● Task instructions:
Make an exact copy of the lines below.

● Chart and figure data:
— START —

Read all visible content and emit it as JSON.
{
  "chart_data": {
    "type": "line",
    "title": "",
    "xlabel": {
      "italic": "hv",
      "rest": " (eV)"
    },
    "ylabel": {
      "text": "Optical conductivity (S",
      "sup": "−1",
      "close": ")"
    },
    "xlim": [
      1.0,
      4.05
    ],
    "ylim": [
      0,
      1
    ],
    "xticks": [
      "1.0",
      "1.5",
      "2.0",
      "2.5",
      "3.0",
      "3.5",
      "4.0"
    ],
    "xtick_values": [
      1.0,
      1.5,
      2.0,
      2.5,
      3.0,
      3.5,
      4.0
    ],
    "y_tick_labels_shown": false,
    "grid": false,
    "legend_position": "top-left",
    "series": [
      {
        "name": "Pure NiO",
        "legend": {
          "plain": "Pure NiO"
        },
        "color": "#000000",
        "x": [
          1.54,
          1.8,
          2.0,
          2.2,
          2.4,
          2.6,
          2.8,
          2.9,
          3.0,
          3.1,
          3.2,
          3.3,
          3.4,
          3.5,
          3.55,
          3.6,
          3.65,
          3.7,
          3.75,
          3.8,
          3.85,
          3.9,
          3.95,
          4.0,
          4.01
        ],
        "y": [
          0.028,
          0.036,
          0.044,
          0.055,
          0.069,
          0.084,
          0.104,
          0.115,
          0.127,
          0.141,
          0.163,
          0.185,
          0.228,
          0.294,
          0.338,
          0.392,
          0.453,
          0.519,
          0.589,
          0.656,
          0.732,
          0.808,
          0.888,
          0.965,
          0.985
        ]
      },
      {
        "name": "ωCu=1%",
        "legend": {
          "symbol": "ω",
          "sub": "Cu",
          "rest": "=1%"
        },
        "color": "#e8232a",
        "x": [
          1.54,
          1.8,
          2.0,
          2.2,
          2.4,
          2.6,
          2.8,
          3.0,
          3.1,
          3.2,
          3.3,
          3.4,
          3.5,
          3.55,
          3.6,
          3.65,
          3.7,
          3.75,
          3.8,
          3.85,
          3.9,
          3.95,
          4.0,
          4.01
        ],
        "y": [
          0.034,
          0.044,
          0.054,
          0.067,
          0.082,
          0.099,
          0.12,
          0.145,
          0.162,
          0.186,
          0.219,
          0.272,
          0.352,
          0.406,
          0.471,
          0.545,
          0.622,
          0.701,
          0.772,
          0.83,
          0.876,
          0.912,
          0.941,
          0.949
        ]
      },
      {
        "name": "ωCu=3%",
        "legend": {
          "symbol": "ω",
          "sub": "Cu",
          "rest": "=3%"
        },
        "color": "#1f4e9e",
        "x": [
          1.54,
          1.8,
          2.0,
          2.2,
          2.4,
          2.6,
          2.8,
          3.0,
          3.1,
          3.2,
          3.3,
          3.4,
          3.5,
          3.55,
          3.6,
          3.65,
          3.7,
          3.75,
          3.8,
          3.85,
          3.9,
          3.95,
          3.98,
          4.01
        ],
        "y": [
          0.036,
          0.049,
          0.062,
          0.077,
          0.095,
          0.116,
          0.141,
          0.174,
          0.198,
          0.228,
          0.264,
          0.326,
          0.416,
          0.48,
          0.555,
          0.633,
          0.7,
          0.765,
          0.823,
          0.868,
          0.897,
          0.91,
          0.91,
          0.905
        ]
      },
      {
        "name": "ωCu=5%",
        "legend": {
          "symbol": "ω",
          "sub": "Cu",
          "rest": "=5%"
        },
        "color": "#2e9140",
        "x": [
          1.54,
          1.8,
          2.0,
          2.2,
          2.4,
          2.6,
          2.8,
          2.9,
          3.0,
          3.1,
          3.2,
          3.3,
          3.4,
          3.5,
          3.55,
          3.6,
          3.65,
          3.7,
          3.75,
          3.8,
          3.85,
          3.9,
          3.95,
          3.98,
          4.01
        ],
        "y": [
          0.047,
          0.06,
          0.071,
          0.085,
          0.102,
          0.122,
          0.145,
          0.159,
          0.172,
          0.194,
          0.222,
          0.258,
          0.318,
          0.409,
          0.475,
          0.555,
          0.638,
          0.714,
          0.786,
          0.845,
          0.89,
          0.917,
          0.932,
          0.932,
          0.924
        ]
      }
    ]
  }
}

— END —

● Reply:
Read all visible content and emit it as JSON.
{
  "chart_data": {
    "type": "line",
    "title": "",
    "xlabel": {
      "italic": "hv",
      "rest": " (eV)"
    },
    "ylabel": {
      "text": "Optical conductivity (S",
      "sup": "−1",
      "close": ")"
    },
    "xlim": [
      1.0,
      4.05
    ],
    "ylim": [
      0,
      1
    ],
    "xticks": [
      "1.0",
      "1.5",
      "2.0",
      "2.5",
      "3.0",
      "3.5",
      "4.0"
    ],
    "xtick_values": [
      1.0,
      1.5,
      2.0,
      2.5,
      3.0,
      3.5,
      4.0
    ],
    "y_tick_labels_shown": false,
    "grid": false,
    "legend_position": "top-left",
    "series": [
      {
        "name": "Pure NiO",
        "legend": {
          "plain": "Pure NiO"
        },
        "color": "#000000",
        "x": [
          1.54,
          1.8,
          2.0,
          2.2,
          2.4,
          2.6,
          2.8,
          2.9,
          3.0,
          3.1,
          3.2,
          3.3,
          3.4,
          3.5,
          3.55,
          3.6,
          3.65,
          3.7,
          3.75,
          3.8,
          3.85,
          3.9,
          3.95,
          4.0,
          4.01
        ],
        "y": [
          0.028,
          0.036,
          0.044,
          0.055,
          0.069,
          0.084,
          0.104,
          0.115,
          0.127,
          0.141,
          0.163,
          0.185,
          0.228,
          0.294,
          0.338,
          0.392,
          0.453,
          0.519,
          0.589,
          0.656,
          0.732,
          0.808,
          0.888,
          0.965,
          0.985
        ]
      },
      {
        "name": "ωCu=1%",
        "legend": {
          "symbol": "ω",
          "sub": "Cu",
          "rest": "=1%"
        },
        "color": "#e8232a",
        "x": [
          1.54,
          1.8,
          2.0,
          2.2,
          2.4,
          2.6,
          2.8,
          3.0,
          3.1,
          3.2,
          3.3,
          3.4,
          3.5,
          3.55,
          3.6,
          3.65,
          3.7,
          3.75,
          3.8,
          3.85,
          3.9,
          3.95,
          4.0,
          4.01
        ],
        "y": [
          0.034,
          0.044,
          0.054,
          0.067,
          0.082,
          0.099,
          0.12,
          0.145,
          0.162,
          0.186,
          0.219,
          0.272,
          0.352,
          0.406,
          0.471,
          0.545,
          0.622,
          0.701,
          0.772,
          0.83,
          0.876,
          0.912,
          0.941,
          0.949
        ]
      },
      {
        "name": "ωCu=3%",
        "legend": {
          "symbol": "ω",
          "sub": "Cu",
          "rest": "=3%"
        },
        "color": "#1f4e9e",
        "x": [
          1.54,
          1.8,
          2.0,
          2.2,
          2.4,
          2.6,
          2.8,
          3.0,
          3.1,
          3.2,
          3.3,
          3.4,
          3.5,
          3.55,
          3.6,
          3.65,
          3.7,
          3.75,
          3.8,
          3.85,
          3.9,
          3.95,
          3.98,
          4.01
        ],
        "y": [
          0.036,
          0.049,
          0.062,
          0.077,
          0.095,
          0.116,
          0.141,
          0.174,
          0.198,
          0.228,
          0.264,
          0.326,
          0.416,
          0.48,
          0.555,
          0.633,
          0.7,
          0.765,
          0.823,
          0.868,
          0.897,
          0.91,
          0.91,
          0.905
        ]
      },
      {
        "name": "ωCu=5%",
        "legend": {
          "symbol": "ω",
          "sub": "Cu",
          "rest": "=5%"
        },
        "color": "#2e9140",
        "x": [
          1.54,
          1.8,
          2.0,
          2.2,
          2.4,
          2.6,
          2.8,
          2.9,
          3.0,
          3.1,
          3.2,
          3.3,
          3.4,
          3.5,
          3.55,
          3.6,
          3.65,
          3.7,
          3.75,
          3.8,
          3.85,
          3.9,
          3.95,
          3.98,
          4.01
        ],
        "y": [
          0.047,
          0.06,
          0.071,
          0.085,
          0.102,
          0.122,
          0.145,
          0.159,
          0.172,
          0.194,
          0.222,
          0.258,
          0.318,
          0.409,
          0.475,
          0.555,
          0.638,
          0.714,
          0.786,
          0.845,
          0.89,
          0.917,
          0.932,
          0.932,
          0.924
        ]
      }
    ]
  }
}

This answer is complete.